## REQUIREMENT
Your answer should be a single number: the count of lines containing the string "선유서가".

## ENTRIES PROVIDED
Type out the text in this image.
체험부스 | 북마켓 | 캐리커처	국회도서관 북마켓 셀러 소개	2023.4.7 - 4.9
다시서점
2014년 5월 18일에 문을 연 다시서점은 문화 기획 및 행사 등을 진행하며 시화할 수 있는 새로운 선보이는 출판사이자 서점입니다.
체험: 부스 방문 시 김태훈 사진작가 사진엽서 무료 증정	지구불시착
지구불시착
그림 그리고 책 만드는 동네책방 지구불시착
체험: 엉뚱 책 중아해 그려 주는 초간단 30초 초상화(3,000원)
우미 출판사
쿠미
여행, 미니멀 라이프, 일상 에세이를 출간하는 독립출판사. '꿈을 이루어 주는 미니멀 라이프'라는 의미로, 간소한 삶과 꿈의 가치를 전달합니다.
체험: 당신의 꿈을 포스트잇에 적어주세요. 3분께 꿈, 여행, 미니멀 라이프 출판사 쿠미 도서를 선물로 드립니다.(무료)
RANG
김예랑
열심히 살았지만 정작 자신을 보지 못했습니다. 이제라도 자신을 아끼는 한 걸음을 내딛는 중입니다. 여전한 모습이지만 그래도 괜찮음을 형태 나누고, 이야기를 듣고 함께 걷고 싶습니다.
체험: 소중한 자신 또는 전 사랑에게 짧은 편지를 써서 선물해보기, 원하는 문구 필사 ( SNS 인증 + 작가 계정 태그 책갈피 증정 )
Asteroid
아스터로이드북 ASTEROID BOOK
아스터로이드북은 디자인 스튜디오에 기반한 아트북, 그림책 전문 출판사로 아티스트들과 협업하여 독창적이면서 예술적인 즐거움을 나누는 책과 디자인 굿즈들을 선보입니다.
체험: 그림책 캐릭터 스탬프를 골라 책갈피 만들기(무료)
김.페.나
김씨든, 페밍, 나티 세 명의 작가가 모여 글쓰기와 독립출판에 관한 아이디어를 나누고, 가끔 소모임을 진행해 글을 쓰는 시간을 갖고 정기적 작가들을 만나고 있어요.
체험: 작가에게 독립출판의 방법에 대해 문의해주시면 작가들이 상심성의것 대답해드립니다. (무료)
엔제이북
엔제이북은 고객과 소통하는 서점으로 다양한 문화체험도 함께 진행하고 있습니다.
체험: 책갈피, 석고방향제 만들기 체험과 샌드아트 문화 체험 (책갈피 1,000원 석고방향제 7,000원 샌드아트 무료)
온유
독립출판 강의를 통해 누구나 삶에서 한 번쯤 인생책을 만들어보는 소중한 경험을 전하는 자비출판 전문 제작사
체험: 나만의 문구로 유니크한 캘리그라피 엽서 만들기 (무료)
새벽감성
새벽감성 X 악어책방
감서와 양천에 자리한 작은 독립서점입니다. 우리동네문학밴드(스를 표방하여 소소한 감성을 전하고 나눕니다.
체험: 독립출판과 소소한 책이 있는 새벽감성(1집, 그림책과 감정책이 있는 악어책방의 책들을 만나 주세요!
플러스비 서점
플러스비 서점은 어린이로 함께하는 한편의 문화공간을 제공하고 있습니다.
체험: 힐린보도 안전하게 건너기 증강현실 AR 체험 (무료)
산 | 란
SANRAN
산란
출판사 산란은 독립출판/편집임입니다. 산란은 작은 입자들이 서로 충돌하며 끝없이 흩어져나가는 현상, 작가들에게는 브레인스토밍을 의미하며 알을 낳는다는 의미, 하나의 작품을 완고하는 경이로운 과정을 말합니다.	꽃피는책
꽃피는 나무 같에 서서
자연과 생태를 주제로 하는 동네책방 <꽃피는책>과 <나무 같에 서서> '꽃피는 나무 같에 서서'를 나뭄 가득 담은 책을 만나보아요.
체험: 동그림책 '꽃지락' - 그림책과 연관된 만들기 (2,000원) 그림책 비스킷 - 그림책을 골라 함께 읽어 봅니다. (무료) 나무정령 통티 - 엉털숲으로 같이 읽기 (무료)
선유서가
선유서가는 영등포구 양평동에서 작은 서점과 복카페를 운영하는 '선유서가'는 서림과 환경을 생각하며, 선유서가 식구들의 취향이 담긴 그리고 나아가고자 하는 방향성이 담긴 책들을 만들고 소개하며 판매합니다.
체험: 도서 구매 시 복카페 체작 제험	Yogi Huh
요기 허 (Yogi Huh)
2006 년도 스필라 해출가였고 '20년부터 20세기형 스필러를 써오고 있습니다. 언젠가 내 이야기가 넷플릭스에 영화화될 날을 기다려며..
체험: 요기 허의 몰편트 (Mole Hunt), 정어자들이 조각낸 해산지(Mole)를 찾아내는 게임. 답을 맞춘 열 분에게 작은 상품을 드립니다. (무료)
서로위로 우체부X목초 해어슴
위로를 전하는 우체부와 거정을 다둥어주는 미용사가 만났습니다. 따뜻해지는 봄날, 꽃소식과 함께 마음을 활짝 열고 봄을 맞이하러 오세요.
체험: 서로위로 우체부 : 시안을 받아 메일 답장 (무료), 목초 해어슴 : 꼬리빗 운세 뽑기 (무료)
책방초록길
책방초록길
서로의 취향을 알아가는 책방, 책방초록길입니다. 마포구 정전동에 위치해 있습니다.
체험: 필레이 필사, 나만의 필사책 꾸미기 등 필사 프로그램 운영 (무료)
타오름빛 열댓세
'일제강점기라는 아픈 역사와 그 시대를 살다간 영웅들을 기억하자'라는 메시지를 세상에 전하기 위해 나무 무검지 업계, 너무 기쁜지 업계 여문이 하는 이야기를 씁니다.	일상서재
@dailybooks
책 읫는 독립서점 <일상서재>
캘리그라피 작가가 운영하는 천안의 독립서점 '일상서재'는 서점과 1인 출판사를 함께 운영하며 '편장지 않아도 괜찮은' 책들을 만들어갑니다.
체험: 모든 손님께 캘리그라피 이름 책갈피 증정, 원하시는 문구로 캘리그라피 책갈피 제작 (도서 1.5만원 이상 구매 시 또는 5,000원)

## SOLUTION TO THIS EXERCISE
2